#### WHAT THIS TASK INVOLVES
Quote all of the data below exactly, please.

[Stored data]
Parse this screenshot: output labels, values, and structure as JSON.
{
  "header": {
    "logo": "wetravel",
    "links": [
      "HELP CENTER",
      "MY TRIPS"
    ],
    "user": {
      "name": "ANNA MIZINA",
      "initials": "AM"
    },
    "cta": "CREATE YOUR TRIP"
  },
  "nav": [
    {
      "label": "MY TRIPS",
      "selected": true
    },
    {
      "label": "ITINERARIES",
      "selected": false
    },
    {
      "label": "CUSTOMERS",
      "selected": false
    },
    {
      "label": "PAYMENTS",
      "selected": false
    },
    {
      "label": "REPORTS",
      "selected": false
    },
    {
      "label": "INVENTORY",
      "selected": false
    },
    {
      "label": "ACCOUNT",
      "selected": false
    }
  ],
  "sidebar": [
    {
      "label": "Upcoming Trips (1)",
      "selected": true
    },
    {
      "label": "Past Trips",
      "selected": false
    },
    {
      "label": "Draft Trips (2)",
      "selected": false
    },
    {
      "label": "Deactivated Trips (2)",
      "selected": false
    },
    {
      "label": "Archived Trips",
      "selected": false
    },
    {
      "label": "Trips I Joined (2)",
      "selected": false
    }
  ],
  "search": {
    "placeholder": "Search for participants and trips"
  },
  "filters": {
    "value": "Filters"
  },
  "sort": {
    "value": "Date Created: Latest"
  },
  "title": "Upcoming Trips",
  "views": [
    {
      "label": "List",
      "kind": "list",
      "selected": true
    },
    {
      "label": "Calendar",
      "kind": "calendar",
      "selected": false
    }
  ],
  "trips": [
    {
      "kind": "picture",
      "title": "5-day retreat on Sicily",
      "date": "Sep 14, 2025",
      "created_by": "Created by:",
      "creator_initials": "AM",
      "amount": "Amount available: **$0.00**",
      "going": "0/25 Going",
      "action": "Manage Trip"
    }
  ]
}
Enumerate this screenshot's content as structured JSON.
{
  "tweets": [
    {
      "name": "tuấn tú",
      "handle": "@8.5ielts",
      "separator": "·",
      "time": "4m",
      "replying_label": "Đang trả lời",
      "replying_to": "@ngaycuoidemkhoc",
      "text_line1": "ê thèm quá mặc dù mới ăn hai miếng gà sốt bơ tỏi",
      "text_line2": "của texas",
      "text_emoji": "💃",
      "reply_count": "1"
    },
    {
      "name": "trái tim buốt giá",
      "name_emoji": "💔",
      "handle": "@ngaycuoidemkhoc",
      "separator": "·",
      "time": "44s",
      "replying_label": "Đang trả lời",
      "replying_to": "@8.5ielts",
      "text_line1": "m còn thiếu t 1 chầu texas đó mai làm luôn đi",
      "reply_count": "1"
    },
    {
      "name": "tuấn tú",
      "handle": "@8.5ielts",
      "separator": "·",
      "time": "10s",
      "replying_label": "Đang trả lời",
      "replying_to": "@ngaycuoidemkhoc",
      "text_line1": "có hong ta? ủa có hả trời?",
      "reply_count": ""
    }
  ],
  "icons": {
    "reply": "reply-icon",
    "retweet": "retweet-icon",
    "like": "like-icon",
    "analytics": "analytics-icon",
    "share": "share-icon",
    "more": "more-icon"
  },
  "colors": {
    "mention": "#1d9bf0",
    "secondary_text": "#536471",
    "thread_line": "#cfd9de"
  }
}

#### EXERCISE RESPONSE
Parse this screenshot: output labels, values, and structure as JSON.
{
  "header": {
    "logo": "wetravel",
    "links": [
      "HELP CENTER",
      "MY TRIPS"
    ],
    "user": {
      "name": "ANNA MIZINA",
      "initials": "AM"
    },
    "cta": "CREATE YOUR TRIP"
  },
  "nav": [
    {
      "label": "MY TRIPS",
      "selected": true
    },
    {
      "label": "ITINERARIES",
      "selected": false
    },
    {
      "label": "CUSTOMERS",
      "selected": false
    },
    {
      "label": "PAYMENTS",
      "selected": false
    },
    {
      "label": "REPORTS",
      "selected": false
    },
    {
      "label": "INVENTORY",
      "selected": false
    },
    {
      "label": "ACCOUNT",
      "selected": false
    }
  ],
  "sidebar": [
    {
      "label": "Upcoming Trips (1)",
      "selected": true
    },
    {
      "label": "Past Trips",
      "selected": false
    },
    {
      "label": "Draft Trips (2)",
      "selected": false
    },
    {
      "label": "Deactivated Trips (2)",
      "selected": false
    },
    {
      "label": "Archived Trips",
      "selected": false
    },
    {
      "label": "Trips I Joined (2)",
      "selected": false
    }
  ],
  "search": {
    "placeholder": "Search for participants and trips"
  },
  "filters": {
    "value": "Filters"
  },
  "sort": {
    "value": "Date Created: Latest"
  },
  "title": "Upcoming Trips",
  "views": [
    {
      "label": "List",
      "kind": "list",
      "selected": true
    },
    {
      "label": "Calendar",
      "kind": "calendar",
      "selected": false
    }
  ],
  "trips": [
    {
      "kind": "picture",
      "title": "5-day retreat on Sicily",
      "date": "Sep 14, 2025",
      "created_by": "Created by:",
      "creator_initials": "AM",
      "amount": "Amount available: **$0.00**",
      "going": "0/25 Going",
      "action": "Manage Trip"
    }
  ]
}
Enumerate this screenshot's content as structured JSON.
{
  "tweets": [
    {
      "name": "tuấn tú",
      "handle": "@8.5ielts",
      "separator": "·",
      "time": "4m",
      "replying_label": "Đang trả lời",
      "replying_to": "@ngaycuoidemkhoc",
      "text_line1": "ê thèm quá mặc dù mới ăn hai miếng gà sốt bơ tỏi",
      "text_line2": "của texas",
      "text_emoji": "💃",
      "reply_count": "1"
    },
    {
      "name": "trái tim buốt giá",
      "name_emoji": "💔",
      "handle": "@ngaycuoidemkhoc",
      "separator": "·",
      "time": "44s",
      "replying_label": "Đang trả lời",
      "replying_to": "@8.5ielts",
      "text_line1": "m còn thiếu t 1 chầu texas đó mai làm luôn đi",
      "reply_count": "1"
    },
    {
      "name": "tuấn tú",
      "handle": "@8.5ielts",
      "separator": "·",
      "time": "10s",
      "replying_label": "Đang trả lời",
      "replying_to": "@ngaycuoidemkhoc",
      "text_line1": "có hong ta? ủa có hả trời?",
      "reply_count": ""
    }
  ],
  "icons": {
    "reply": "reply-icon",
    "retweet": "retweet-icon",
    "like": "like-icon",
    "analytics": "analytics-icon",
    "share": "share-icon",
    "more": "more-icon"
  },
  "colors": {
    "mention": "#1d9bf0",
    "secondary_text": "#536471",
    "thread_line": "#cfd9de"
  }
}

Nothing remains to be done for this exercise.